Records from a collection:
• • • •
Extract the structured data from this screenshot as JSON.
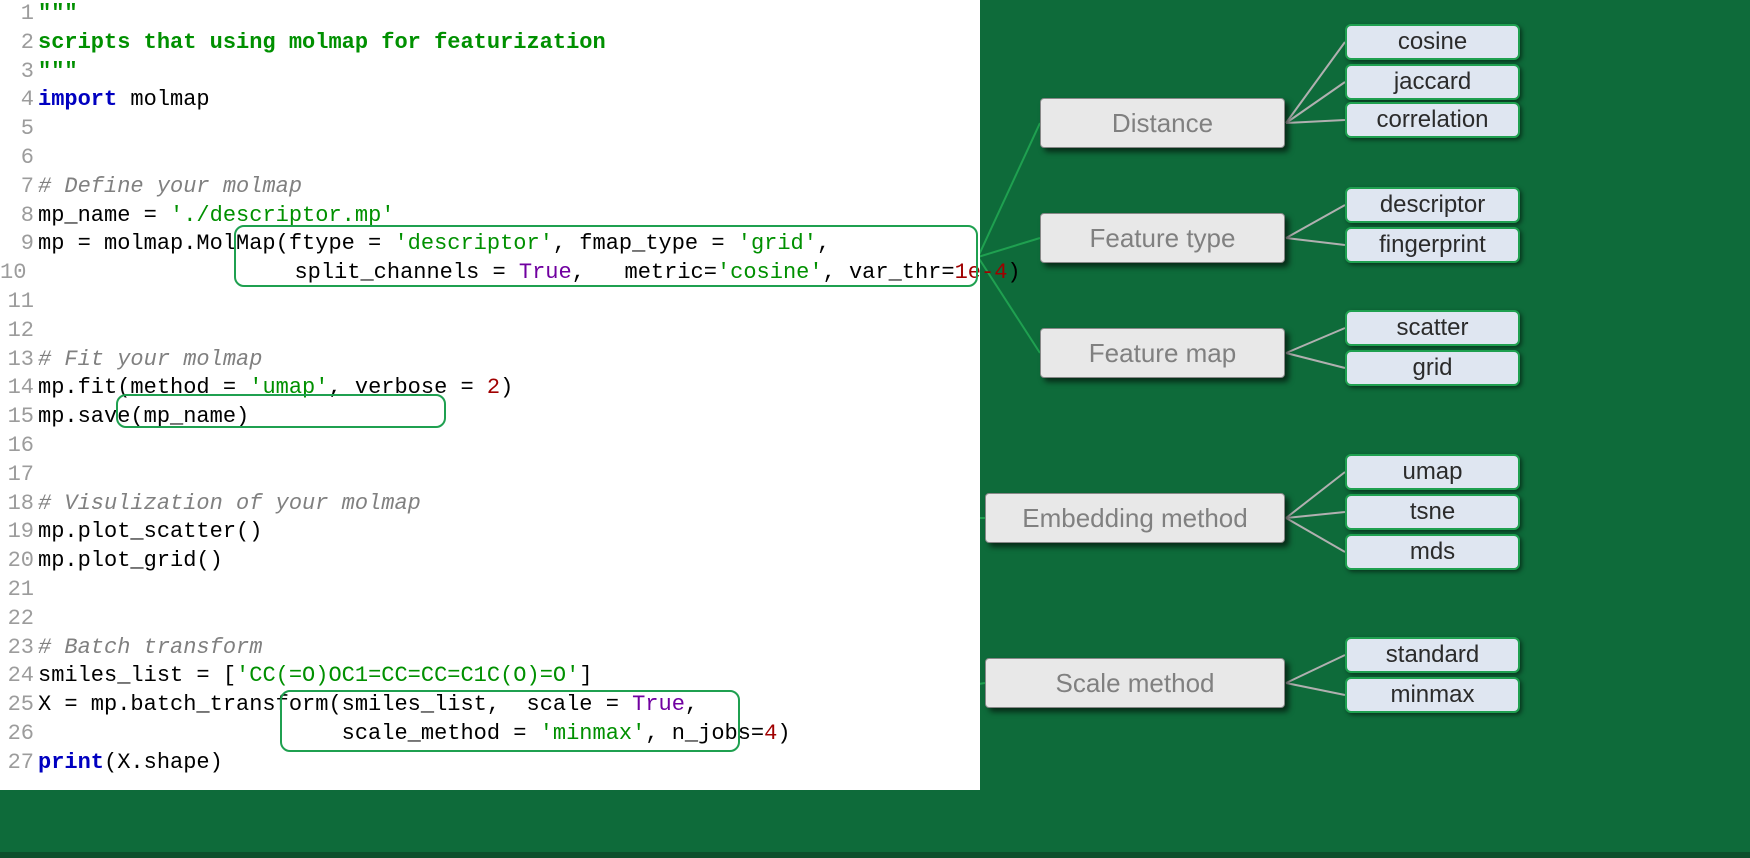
{
  "gutter": [
    "1",
    "2",
    "3",
    "4",
    "5",
    "6",
    "7",
    "8",
    "9",
    "10",
    "11",
    "12",
    "13",
    "14",
    "15",
    "16",
    "17",
    "18",
    "19",
    "20",
    "21",
    "22",
    "23",
    "24",
    "25",
    "26",
    "27"
  ],
  "code": {
    "l1": "\"\"\"",
    "l2": "scripts that using molmap for featurization",
    "l3": "\"\"\"",
    "l4a": "import",
    "l4b": " molmap",
    "l7": "# Define your molmap",
    "l8a": "mp_name = ",
    "l8b": "'./descriptor.mp'",
    "l9a": "mp = molmap.MolMap",
    "l9b": "(ftype = ",
    "l9c": "'descriptor'",
    "l9d": ", fmap_type = ",
    "l9e": "'grid'",
    "l9f": ",",
    "l10a": "                    split_channels = ",
    "l10b": "True",
    "l10c": ",   metric=",
    "l10d": "'cosine'",
    "l10e": ", var_thr=",
    "l10f": "1e-4",
    "l10g": ")",
    "l13": "# Fit your molmap",
    "l14a": "mp.fit",
    "l14b": "(method = ",
    "l14c": "'umap'",
    "l14d": ", verbose = ",
    "l14e": "2",
    "l14f": ")",
    "l15": "mp.save(mp_name)",
    "l18": "# Visulization of your molmap",
    "l19": "mp.plot_scatter()",
    "l20": "mp.plot_grid()",
    "l23": "# Batch transform",
    "l24a": "smiles_list = [",
    "l24b": "'CC(=O)OC1=CC=CC=C1C(O)=O'",
    "l24c": "]",
    "l25a": "X = mp.batch_transform",
    "l25b": "(smiles_list,  scale = ",
    "l25c": "True",
    "l25d": ",",
    "l26a": "                       scale_method = ",
    "l26b": "'minmax'",
    "l26c": ", n_jobs=",
    "l26d": "4",
    "l26e": ")",
    "l27a": "print",
    "l27b": "(X.shape)"
  },
  "categories": {
    "distance": "Distance",
    "feature_type": "Feature type",
    "feature_map": "Feature map",
    "embedding": "Embedding method",
    "scale": "Scale method"
  },
  "options": {
    "distance": [
      "cosine",
      "jaccard",
      "correlation"
    ],
    "feature_type": [
      "descriptor",
      "fingerprint"
    ],
    "feature_map": [
      "scatter",
      "grid"
    ],
    "embedding": [
      "umap",
      "tsne",
      "mds"
    ],
    "scale": [
      "standard",
      "minmax"
    ]
  }
}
• • • •
Pull out all lines from the entries above in which the word "embedding" appears.

    "embedding": "Embedding method",
    "embedding": [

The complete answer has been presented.